SHORT TASK
Take each line containing "JSON" and report it exactly as written.

SUPPLIED RECORDS
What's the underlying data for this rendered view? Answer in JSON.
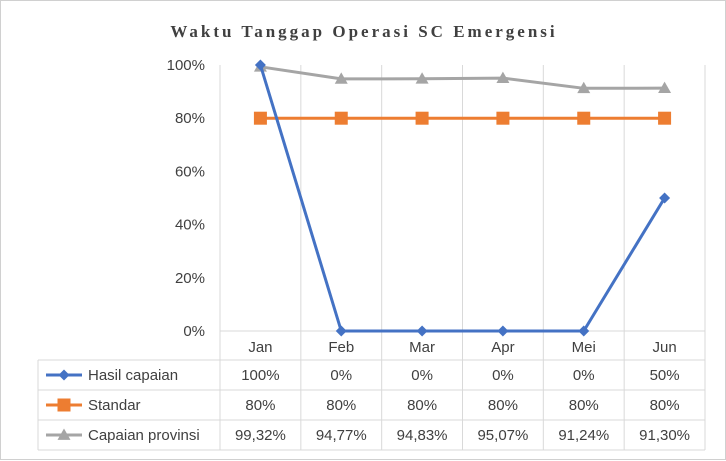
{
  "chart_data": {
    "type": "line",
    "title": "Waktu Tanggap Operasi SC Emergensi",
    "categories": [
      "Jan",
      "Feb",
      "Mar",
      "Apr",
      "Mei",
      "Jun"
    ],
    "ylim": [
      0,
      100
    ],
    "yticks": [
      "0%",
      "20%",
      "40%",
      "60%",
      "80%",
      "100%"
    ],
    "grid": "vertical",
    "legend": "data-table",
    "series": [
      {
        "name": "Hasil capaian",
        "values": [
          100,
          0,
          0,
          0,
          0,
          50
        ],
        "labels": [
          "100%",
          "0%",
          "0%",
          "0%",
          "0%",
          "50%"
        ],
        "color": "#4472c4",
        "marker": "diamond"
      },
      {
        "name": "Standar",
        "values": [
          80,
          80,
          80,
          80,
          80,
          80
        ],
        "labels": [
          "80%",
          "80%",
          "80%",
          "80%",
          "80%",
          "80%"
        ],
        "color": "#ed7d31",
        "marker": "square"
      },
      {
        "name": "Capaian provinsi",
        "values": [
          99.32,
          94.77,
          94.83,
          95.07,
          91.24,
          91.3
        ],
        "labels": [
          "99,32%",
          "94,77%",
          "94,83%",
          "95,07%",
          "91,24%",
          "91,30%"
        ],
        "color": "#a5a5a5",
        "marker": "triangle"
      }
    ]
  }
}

==

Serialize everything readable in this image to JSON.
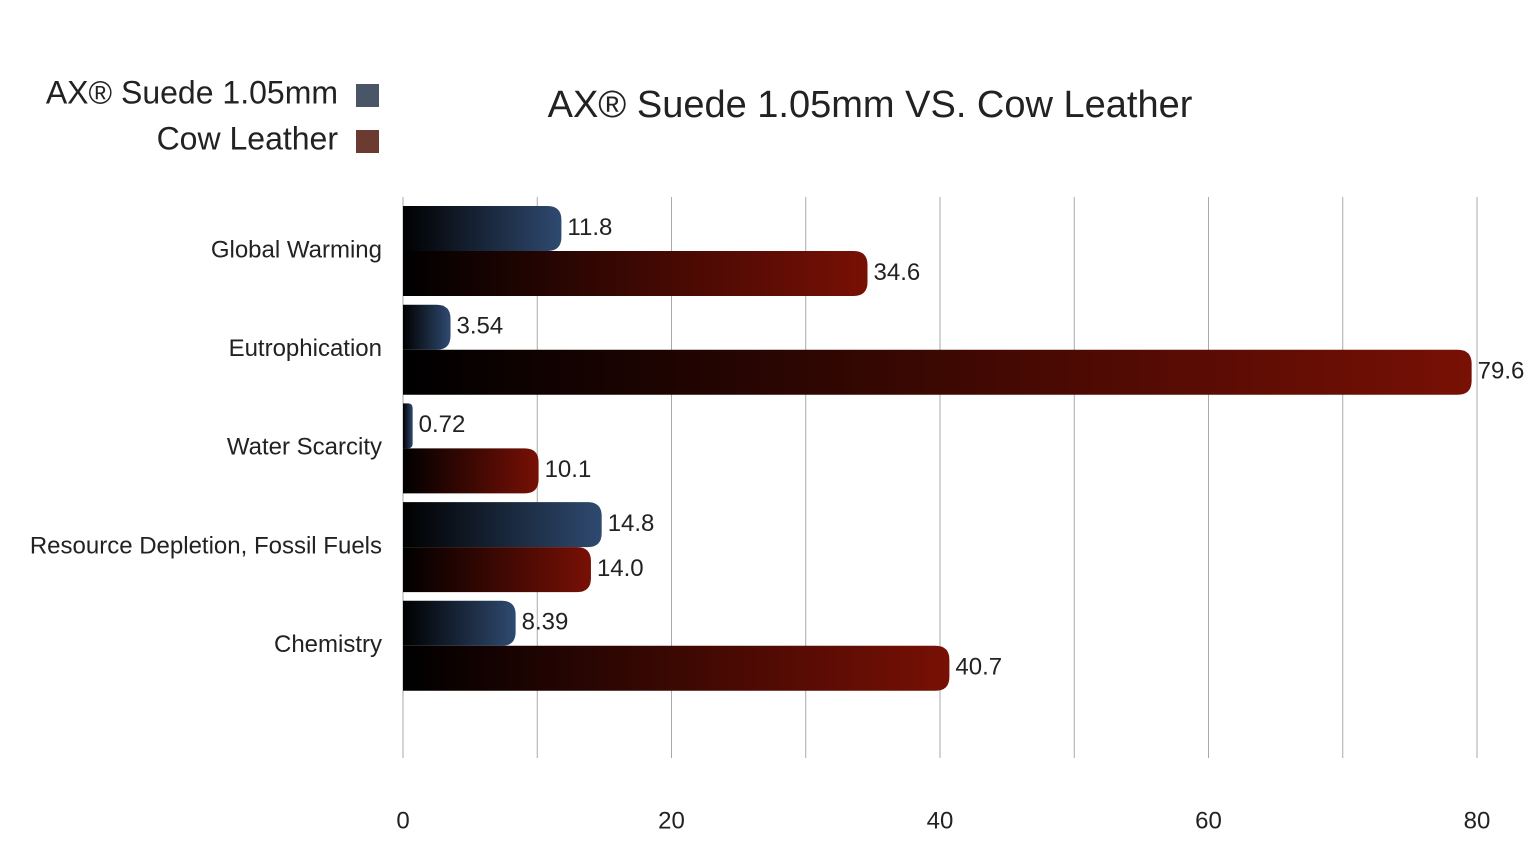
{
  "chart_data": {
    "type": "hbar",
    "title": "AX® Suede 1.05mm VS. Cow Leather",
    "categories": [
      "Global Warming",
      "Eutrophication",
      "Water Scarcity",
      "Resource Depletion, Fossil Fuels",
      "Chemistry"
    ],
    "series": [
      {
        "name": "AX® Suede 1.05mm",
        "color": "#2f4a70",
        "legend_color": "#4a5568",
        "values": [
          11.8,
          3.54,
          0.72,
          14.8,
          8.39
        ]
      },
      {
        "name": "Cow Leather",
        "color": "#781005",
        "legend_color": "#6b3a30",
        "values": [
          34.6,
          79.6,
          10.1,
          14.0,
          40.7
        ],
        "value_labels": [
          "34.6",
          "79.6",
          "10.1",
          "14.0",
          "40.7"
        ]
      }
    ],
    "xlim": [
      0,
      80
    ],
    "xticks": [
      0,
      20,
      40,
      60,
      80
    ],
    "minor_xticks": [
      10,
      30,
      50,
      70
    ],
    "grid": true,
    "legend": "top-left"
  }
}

TASK ANSWER
What's the underlying data for this rendered view? Answer in JSON.
Serialize everything readable in this image to JSON.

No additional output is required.